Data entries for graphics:

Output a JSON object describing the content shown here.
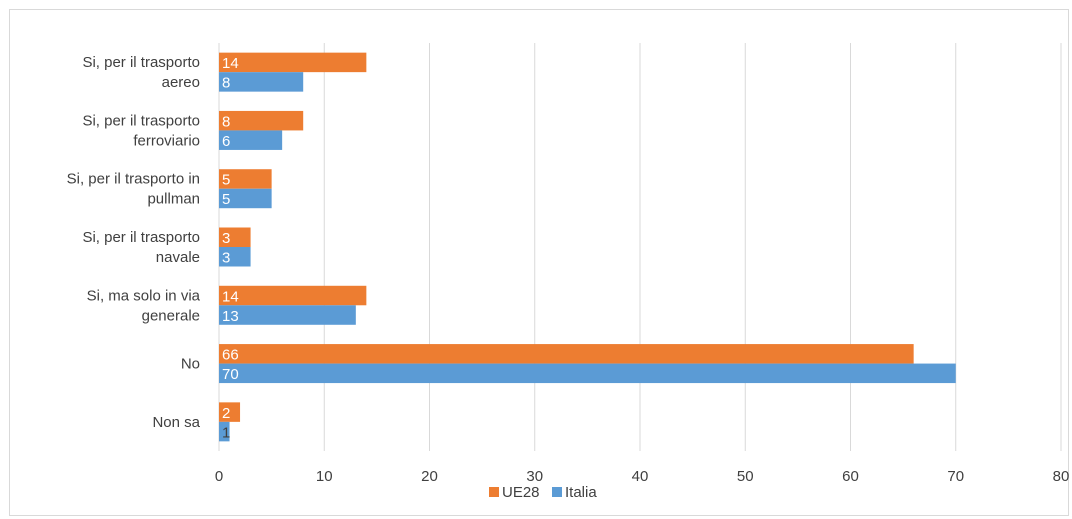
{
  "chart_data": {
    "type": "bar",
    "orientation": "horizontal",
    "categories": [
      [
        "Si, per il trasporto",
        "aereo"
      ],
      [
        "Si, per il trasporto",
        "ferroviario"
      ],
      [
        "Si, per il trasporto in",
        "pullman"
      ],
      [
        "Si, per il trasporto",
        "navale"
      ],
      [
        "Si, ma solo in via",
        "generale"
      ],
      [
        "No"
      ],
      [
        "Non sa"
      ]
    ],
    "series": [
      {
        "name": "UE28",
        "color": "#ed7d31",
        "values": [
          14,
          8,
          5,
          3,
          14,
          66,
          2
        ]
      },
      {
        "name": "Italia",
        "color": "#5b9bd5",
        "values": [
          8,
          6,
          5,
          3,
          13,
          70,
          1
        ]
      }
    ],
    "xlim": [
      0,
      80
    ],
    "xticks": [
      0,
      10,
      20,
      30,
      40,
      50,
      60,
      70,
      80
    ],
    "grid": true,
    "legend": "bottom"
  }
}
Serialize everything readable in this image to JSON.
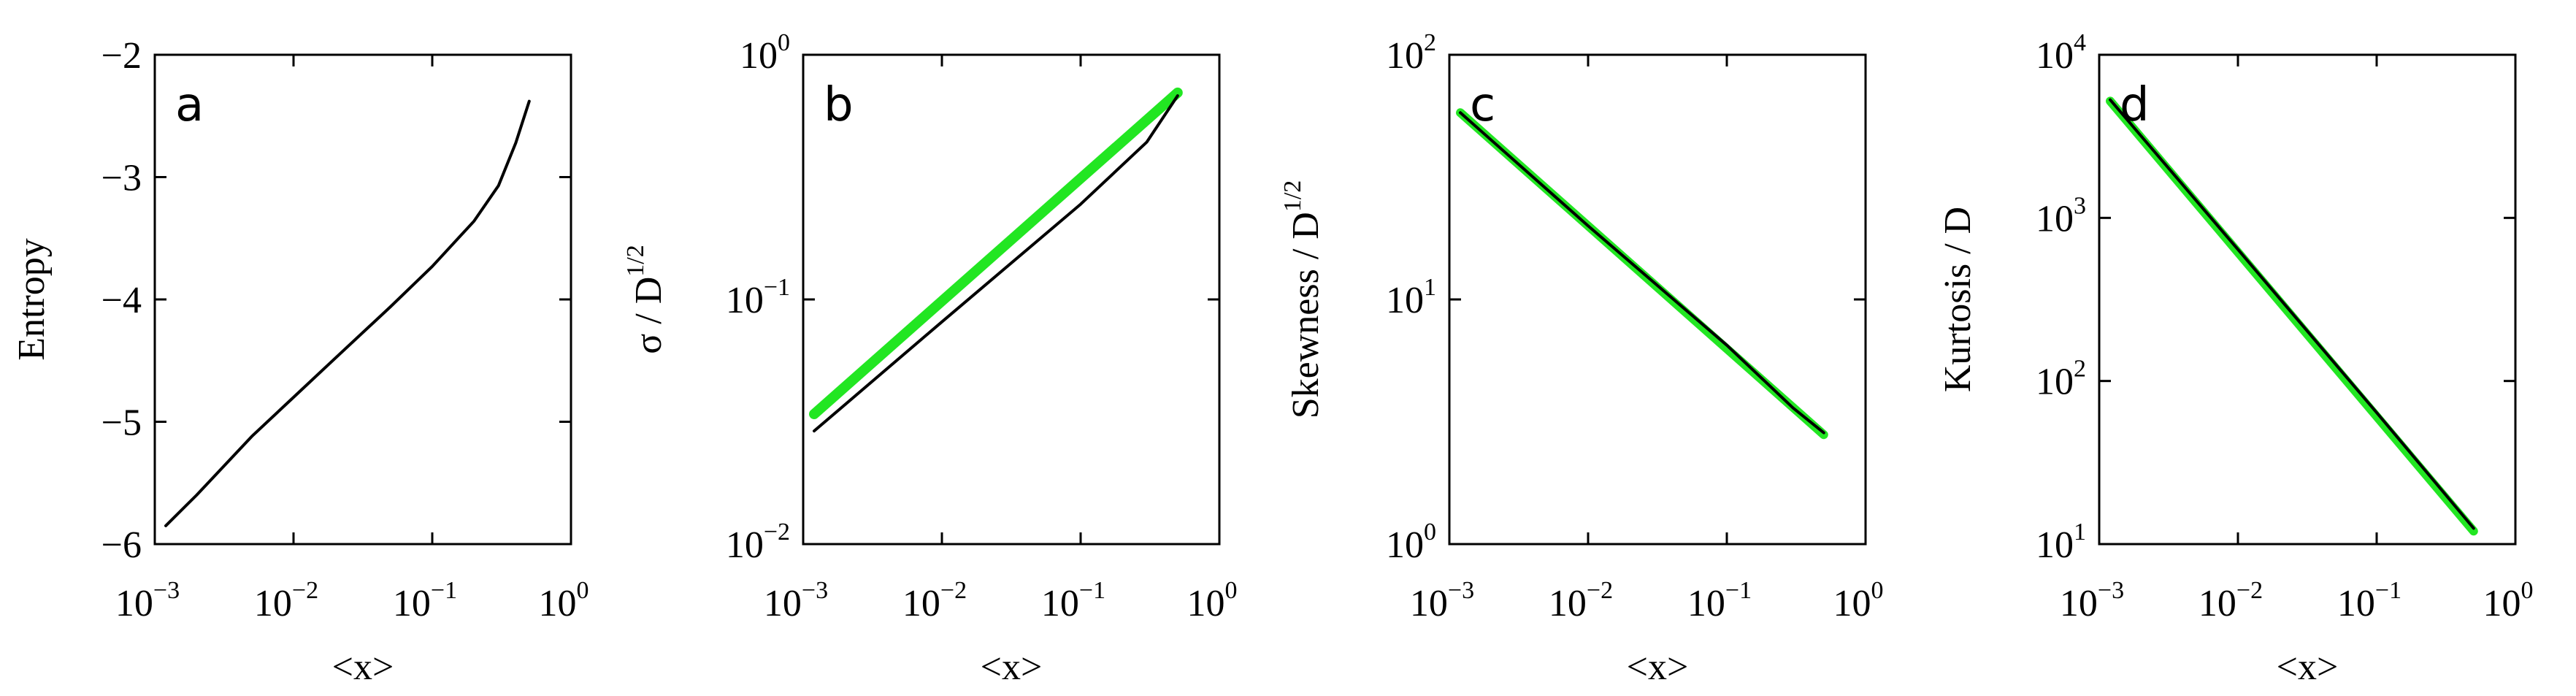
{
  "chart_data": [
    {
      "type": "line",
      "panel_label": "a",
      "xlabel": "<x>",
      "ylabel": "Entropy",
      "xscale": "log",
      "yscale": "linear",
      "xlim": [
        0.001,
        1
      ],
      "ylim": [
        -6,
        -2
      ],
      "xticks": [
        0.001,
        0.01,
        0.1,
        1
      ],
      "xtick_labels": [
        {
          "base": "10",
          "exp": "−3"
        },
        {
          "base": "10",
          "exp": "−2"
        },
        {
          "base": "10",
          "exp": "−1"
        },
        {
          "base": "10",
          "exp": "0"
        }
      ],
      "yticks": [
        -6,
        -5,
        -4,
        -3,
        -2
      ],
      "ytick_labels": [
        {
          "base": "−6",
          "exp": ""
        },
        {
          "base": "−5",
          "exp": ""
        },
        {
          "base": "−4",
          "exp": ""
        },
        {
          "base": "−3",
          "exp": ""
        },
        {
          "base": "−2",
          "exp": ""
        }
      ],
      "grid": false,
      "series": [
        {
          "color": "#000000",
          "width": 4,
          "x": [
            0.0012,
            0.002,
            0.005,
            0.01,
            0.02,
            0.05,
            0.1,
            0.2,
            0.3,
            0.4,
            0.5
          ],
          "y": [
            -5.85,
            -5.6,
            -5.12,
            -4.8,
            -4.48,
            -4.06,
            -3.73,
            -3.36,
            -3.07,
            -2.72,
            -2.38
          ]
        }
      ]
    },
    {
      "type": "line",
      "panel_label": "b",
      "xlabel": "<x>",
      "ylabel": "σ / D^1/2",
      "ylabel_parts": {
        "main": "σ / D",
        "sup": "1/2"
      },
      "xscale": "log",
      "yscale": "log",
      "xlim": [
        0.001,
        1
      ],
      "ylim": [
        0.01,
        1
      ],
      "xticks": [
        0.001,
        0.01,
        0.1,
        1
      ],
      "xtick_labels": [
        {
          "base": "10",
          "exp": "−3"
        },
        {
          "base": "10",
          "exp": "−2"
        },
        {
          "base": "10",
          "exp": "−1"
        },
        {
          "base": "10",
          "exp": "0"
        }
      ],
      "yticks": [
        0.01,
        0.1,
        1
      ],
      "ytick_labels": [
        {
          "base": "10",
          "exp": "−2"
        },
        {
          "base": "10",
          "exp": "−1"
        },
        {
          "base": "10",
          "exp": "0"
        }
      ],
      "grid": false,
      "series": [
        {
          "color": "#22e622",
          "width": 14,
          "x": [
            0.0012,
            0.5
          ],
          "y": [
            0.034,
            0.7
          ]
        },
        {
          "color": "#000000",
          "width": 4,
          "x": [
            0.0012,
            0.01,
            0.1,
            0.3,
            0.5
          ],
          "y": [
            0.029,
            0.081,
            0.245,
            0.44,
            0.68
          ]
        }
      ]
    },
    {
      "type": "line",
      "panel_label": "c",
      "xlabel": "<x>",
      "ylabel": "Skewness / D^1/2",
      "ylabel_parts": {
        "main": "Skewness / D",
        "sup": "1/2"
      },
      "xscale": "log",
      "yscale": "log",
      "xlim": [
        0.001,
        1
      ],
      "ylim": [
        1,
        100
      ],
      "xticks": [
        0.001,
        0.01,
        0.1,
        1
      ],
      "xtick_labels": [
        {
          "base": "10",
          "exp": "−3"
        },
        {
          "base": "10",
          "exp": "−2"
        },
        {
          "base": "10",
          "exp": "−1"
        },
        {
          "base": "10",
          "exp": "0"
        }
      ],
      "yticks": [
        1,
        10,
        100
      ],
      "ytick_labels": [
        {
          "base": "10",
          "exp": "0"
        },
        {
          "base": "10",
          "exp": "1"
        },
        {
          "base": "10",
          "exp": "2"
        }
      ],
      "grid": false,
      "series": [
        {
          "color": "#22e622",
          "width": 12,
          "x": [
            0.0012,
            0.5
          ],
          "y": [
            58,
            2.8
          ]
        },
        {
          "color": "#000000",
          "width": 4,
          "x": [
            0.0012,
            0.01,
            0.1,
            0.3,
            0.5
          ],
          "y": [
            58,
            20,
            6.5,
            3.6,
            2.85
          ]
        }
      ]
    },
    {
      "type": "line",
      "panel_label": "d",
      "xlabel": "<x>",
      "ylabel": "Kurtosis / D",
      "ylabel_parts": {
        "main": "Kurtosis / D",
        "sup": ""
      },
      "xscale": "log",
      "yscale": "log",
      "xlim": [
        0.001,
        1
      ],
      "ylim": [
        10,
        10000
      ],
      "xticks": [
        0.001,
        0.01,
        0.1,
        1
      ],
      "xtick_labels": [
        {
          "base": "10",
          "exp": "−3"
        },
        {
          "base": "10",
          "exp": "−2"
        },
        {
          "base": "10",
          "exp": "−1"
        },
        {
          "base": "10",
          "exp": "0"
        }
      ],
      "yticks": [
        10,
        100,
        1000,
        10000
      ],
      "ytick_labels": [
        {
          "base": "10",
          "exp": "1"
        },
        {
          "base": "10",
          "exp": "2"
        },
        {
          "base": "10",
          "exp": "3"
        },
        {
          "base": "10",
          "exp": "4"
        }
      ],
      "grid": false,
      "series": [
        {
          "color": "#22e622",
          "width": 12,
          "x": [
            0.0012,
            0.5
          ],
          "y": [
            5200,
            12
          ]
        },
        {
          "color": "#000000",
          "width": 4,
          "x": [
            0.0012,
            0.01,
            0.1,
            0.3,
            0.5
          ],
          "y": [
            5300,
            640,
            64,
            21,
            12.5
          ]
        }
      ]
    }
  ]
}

- **TASK INSTRUCTIONS**:
Return the full material word for word. Do not include the pictures.

- **EXERCISE RESULT**:
Output a JSON object describing the content shown here.
{
  "chart_data": {
    "type": "bar",
    "orientation": "horizontal",
    "categories": [
      [
        "Si, per il trasporto",
        "aereo"
      ],
      [
        "Si, per il trasporto",
        "ferroviario"
      ],
      [
        "Si, per il trasporto in",
        "pullman"
      ],
      [
        "Si, per il trasporto",
        "navale"
      ],
      [
        "Si, ma solo in via",
        "generale"
      ],
      [
        "No"
      ],
      [
        "Non sa"
      ]
    ],
    "series": [
      {
        "name": "UE28",
        "color": "#ed7d31",
        "values": [
          14,
          8,
          5,
          3,
          14,
          66,
          2
        ]
      },
      {
        "name": "Italia",
        "color": "#5b9bd5",
        "values": [
          8,
          6,
          5,
          3,
          13,
          70,
          1
        ]
      }
    ],
    "xlim": [
      0,
      80
    ],
    "xticks": [
      0,
      10,
      20,
      30,
      40,
      50,
      60,
      70,
      80
    ],
    "grid": true,
    "legend": "bottom"
  }
}
Serialize everything readable in this image to JSON.
{
  "chart_data": [
    {
      "type": "line",
      "panel_label": "a",
      "xlabel": "<x>",
      "ylabel": "Entropy",
      "xscale": "log",
      "yscale": "linear",
      "xlim": [
        0.001,
        1
      ],
      "ylim": [
        -6,
        -2
      ],
      "xticks": [
        0.001,
        0.01,
        0.1,
        1
      ],
      "xtick_labels": [
        {
          "base": "10",
          "exp": "−3"
        },
        {
          "base": "10",
          "exp": "−2"
        },
        {
          "base": "10",
          "exp": "−1"
        },
        {
          "base": "10",
          "exp": "0"
        }
      ],
      "yticks": [
        -6,
        -5,
        -4,
        -3,
        -2
      ],
      "ytick_labels": [
        {
          "base": "−6",
          "exp": ""
        },
        {
          "base": "−5",
          "exp": ""
        },
        {
          "base": "−4",
          "exp": ""
        },
        {
          "base": "−3",
          "exp": ""
        },
        {
          "base": "−2",
          "exp": ""
        }
      ],
      "grid": false,
      "series": [
        {
          "color": "#000000",
          "width": 4,
          "x": [
            0.0012,
            0.002,
            0.005,
            0.01,
            0.02,
            0.05,
            0.1,
            0.2,
            0.3,
            0.4,
            0.5
          ],
          "y": [
            -5.85,
            -5.6,
            -5.12,
            -4.8,
            -4.48,
            -4.06,
            -3.73,
            -3.36,
            -3.07,
            -2.72,
            -2.38
          ]
        }
      ]
    },
    {
      "type": "line",
      "panel_label": "b",
      "xlabel": "<x>",
      "ylabel": "σ / D^1/2",
      "ylabel_parts": {
        "main": "σ / D",
        "sup": "1/2"
      },
      "xscale": "log",
      "yscale": "log",
      "xlim": [
        0.001,
        1
      ],
      "ylim": [
        0.01,
        1
      ],
      "xticks": [
        0.001,
        0.01,
        0.1,
        1
      ],
      "xtick_labels": [
        {
          "base": "10",
          "exp": "−3"
        },
        {
          "base": "10",
          "exp": "−2"
        },
        {
          "base": "10",
          "exp": "−1"
        },
        {
          "base": "10",
          "exp": "0"
        }
      ],
      "yticks": [
        0.01,
        0.1,
        1
      ],
      "ytick_labels": [
        {
          "base": "10",
          "exp": "−2"
        },
        {
          "base": "10",
          "exp": "−1"
        },
        {
          "base": "10",
          "exp": "0"
        }
      ],
      "grid": false,
      "series": [
        {
          "color": "#22e622",
          "width": 14,
          "x": [
            0.0012,
            0.5
          ],
          "y": [
            0.034,
            0.7
          ]
        },
        {
          "color": "#000000",
          "width": 4,
          "x": [
            0.0012,
            0.01,
            0.1,
            0.3,
            0.5
          ],
          "y": [
            0.029,
            0.081,
            0.245,
            0.44,
            0.68
          ]
        }
      ]
    },
    {
      "type": "line",
      "panel_label": "c",
      "xlabel": "<x>",
      "ylabel": "Skewness / D^1/2",
      "ylabel_parts": {
        "main": "Skewness / D",
        "sup": "1/2"
      },
      "xscale": "log",
      "yscale": "log",
      "xlim": [
        0.001,
        1
      ],
      "ylim": [
        1,
        100
      ],
      "xticks": [
        0.001,
        0.01,
        0.1,
        1
      ],
      "xtick_labels": [
        {
          "base": "10",
          "exp": "−3"
        },
        {
          "base": "10",
          "exp": "−2"
        },
        {
          "base": "10",
          "exp": "−1"
        },
        {
          "base": "10",
          "exp": "0"
        }
      ],
      "yticks": [
        1,
        10,
        100
      ],
      "ytick_labels": [
        {
          "base": "10",
          "exp": "0"
        },
        {
          "base": "10",
          "exp": "1"
        },
        {
          "base": "10",
          "exp": "2"
        }
      ],
      "grid": false,
      "series": [
        {
          "color": "#22e622",
          "width": 12,
          "x": [
            0.0012,
            0.5
          ],
          "y": [
            58,
            2.8
          ]
        },
        {
          "color": "#000000",
          "width": 4,
          "x": [
            0.0012,
            0.01,
            0.1,
            0.3,
            0.5
          ],
          "y": [
            58,
            20,
            6.5,
            3.6,
            2.85
          ]
        }
      ]
    },
    {
      "type": "line",
      "panel_label": "d",
      "xlabel": "<x>",
      "ylabel": "Kurtosis / D",
      "ylabel_parts": {
        "main": "Kurtosis / D",
        "sup": ""
      },
      "xscale": "log",
      "yscale": "log",
      "xlim": [
        0.001,
        1
      ],
      "ylim": [
        10,
        10000
      ],
      "xticks": [
        0.001,
        0.01,
        0.1,
        1
      ],
      "xtick_labels": [
        {
          "base": "10",
          "exp": "−3"
        },
        {
          "base": "10",
          "exp": "−2"
        },
        {
          "base": "10",
          "exp": "−1"
        },
        {
          "base": "10",
          "exp": "0"
        }
      ],
      "yticks": [
        10,
        100,
        1000,
        10000
      ],
      "ytick_labels": [
        {
          "base": "10",
          "exp": "1"
        },
        {
          "base": "10",
          "exp": "2"
        },
        {
          "base": "10",
          "exp": "3"
        },
        {
          "base": "10",
          "exp": "4"
        }
      ],
      "grid": false,
      "series": [
        {
          "color": "#22e622",
          "width": 12,
          "x": [
            0.0012,
            0.5
          ],
          "y": [
            5200,
            12
          ]
        },
        {
          "color": "#000000",
          "width": 4,
          "x": [
            0.0012,
            0.01,
            0.1,
            0.3,
            0.5
          ],
          "y": [
            5300,
            640,
            64,
            21,
            12.5
          ]
        }
      ]
    }
  ]
}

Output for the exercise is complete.